O preço vai depender principalmente do custo do material e da logística de construção. O estudo sugere ainda que uma relação preliminar de custo e benefício seria de mais de 30 para 1, isto é, para cada dólar investido mais de 30 dólares seriam obtidos de lucro. O estudo da ASR listou alguns dos benefícios gerais do recife:

Aumento da proteção contra a erosão;
Aumento das vendas das lojas ligadas diretamente e indiretamente ao surfe;
Estabelecimento das escolas de surfe;
Local para competições locais, nacionais e internacionais;
Local para enriquecimento da vida marinha;
Aumento do comércio de alimentação e acomodação locais.

Em uma outra região da Nova Zelândia, mais precisamente em Lyall Bay, na cidade de Wellington, a proposta de implantação de um recife para o surfe tem provocado debates sobre a instalação. Até um importante grupo local de avaliadores foi formado, denotando a importância social do projeto. Seus interesses chaves incluem a segurança na água, efeitos na praia, efeitos nas praias vizinhas, impactos ecológicos e tabela de dias surfáveis para a comunidade local. Já em Narrowneck na Gold Coast, foi promovida a relação entre comunidades ligadas ao surfe de diferentes locais na Austrália. Ocorreu uma intercomunicação entre as comunidades no intuito de fornecer esclarecimentos a respeito da construção e funcionamento do recife. Além disto, foram criadas escolas e associações de surfe ligadas ao recife artificial.
Estudos no Recife de Cables Beach, Oeste da Austrália (feito de granito e rochas) indicaram grande colonização de algas marinhas, incluindo largas algas e gramas marinhas, tulipas do mar, tubos de poliquetas (espécie de minhoca do mar) e moluscos. O efeito total ambiental foi considerado positivo pelo aumento da riqueza marinha. O sucesso do recrutamento de diversas espécies de algas e invertebrados é significante. Isto, porque são espécies de base responsáveis pela ocupação básica para a evolução ao clímax de comunidades em recifes de áreas rasas costeiras. A sobrevivência continuada e crescimento das espécies base poderão facilitar o recobrimento da diversidade da vida marinha em áreas que anteriormente não eram habitadas[1].
O interesse em produzir artificialmente quebras de ondas perfeitas para a prática do surfe tem aumentado em resposta a um aumento de praticantes deste esporte. A estimativa hoje é que são no mínimo 10 milhões de surfistas[2] ativos espalhados pelo mundo inteiro juntamente com uma multimilionária indústria de artigos de surfe. O aumento do “crowd” traz como conseqüência o incremento da insatisfação para com o esporte surfe[3]. Este problema fez com que aumentasse a pressão sobre os órgãos políticos na Austrália para que a prática do surfe ocorra em maior número de locais com condições excelentes, provocando também um forte desejo por qualidade na quebra de ondas. O esporte requer uma alta qualidade de onda para progredir. A realização de recifes artificiais para o surfe pode resolver este problema além de proporcionar outros tipos de recreação em suas áreas.

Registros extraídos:
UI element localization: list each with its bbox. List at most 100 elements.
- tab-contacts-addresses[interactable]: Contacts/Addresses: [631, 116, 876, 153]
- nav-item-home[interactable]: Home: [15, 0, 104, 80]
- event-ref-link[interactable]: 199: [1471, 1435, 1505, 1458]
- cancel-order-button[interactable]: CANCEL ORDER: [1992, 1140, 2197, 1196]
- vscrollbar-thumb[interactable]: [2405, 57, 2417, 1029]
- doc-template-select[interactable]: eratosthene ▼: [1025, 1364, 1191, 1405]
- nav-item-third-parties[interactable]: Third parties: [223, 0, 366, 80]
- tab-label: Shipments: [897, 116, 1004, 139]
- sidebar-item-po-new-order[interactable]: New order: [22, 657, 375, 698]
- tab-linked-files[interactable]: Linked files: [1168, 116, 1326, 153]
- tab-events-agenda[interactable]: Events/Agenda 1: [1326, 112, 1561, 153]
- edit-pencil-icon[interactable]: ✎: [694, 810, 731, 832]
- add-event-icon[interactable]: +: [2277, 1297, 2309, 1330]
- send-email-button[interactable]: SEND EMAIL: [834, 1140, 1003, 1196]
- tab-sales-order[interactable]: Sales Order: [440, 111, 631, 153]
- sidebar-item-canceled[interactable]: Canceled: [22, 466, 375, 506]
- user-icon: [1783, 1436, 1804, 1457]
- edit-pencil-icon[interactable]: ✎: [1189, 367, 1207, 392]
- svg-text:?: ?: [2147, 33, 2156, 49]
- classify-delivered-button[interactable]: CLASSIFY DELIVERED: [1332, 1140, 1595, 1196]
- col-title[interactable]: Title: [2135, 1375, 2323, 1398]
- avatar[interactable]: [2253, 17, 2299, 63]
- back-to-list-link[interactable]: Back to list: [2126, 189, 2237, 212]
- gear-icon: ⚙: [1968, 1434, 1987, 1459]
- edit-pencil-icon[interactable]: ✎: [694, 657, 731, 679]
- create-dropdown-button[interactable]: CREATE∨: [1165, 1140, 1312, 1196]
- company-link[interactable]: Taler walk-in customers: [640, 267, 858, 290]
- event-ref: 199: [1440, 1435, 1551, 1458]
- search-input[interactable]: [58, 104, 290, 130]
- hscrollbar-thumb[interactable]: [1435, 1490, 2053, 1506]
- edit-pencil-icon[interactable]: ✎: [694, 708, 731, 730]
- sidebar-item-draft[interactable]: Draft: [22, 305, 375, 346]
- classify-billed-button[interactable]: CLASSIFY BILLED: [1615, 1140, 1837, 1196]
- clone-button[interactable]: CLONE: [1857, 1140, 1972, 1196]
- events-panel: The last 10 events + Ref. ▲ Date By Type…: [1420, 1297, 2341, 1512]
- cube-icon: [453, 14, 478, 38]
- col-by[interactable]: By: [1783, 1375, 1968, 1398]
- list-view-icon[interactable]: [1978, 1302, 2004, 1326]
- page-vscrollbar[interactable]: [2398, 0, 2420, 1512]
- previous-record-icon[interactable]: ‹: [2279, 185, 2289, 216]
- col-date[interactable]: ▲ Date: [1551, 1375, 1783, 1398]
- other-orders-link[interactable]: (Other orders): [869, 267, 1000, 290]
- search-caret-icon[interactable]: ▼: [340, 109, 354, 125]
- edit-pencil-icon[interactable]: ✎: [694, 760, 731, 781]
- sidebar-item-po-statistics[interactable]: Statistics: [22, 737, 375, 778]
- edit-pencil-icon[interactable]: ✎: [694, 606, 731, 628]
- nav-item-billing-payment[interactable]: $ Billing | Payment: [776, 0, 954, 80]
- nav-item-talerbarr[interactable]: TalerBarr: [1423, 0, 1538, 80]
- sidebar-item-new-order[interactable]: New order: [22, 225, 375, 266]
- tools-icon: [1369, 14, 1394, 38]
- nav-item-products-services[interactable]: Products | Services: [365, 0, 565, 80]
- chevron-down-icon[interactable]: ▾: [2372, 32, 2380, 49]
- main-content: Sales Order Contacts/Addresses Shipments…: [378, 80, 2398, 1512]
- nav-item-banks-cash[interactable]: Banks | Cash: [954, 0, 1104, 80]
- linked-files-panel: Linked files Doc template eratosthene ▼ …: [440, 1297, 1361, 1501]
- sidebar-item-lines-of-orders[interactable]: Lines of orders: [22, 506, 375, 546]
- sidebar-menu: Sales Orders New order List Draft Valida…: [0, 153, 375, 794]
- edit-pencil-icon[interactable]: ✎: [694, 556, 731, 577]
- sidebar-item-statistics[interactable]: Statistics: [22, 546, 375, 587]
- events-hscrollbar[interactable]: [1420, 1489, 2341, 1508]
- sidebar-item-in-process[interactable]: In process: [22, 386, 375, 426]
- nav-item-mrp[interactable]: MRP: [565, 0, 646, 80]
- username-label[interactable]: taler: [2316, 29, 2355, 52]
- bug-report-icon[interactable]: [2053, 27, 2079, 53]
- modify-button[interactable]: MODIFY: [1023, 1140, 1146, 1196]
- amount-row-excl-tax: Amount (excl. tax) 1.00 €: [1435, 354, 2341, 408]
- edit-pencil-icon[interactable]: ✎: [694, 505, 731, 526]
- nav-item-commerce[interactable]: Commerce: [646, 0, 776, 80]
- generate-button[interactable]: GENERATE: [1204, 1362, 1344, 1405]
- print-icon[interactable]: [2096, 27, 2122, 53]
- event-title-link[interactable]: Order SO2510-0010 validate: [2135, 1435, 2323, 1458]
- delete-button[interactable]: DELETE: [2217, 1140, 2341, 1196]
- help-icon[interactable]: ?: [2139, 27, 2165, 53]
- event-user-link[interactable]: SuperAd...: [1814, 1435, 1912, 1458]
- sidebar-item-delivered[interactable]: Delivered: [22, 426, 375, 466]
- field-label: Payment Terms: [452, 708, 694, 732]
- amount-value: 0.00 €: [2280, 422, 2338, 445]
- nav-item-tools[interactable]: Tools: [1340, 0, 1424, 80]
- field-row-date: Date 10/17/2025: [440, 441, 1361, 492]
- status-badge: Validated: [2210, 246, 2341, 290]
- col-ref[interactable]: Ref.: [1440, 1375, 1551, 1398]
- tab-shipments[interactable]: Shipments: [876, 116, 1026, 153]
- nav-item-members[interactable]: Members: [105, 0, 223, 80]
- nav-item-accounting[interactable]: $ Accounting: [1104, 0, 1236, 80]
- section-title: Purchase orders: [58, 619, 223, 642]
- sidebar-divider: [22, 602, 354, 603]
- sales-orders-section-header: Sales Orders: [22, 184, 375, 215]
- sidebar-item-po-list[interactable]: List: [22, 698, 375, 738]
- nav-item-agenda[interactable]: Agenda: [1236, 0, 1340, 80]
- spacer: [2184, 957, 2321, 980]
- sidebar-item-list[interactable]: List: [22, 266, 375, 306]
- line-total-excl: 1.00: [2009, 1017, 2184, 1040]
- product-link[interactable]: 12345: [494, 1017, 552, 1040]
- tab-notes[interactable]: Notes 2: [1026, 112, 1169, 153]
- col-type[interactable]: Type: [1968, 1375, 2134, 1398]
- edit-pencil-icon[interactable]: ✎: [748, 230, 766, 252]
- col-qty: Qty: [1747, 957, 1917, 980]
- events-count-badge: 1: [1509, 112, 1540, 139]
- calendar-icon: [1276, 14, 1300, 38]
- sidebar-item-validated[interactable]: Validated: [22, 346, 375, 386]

▶ _EXERCÍCIO ESCRITO_: Enumere todos os benefícios gerais do recife listados pelo estudo da ASR no texto sobre recifes artificiais para o surfe.

▶ _RESPOSTA_:
- Aumento da proteção contra a erosão
- Aumento das vendas das lojas ligadas diretamente e indiretamente ao surfe
- Estabelecimento das escolas de surfe
- Local para competições locais, nacionais e internacionais
- Local para enriquecimento da vida marinha
- Aumento do comércio de alimentação e acomodação locais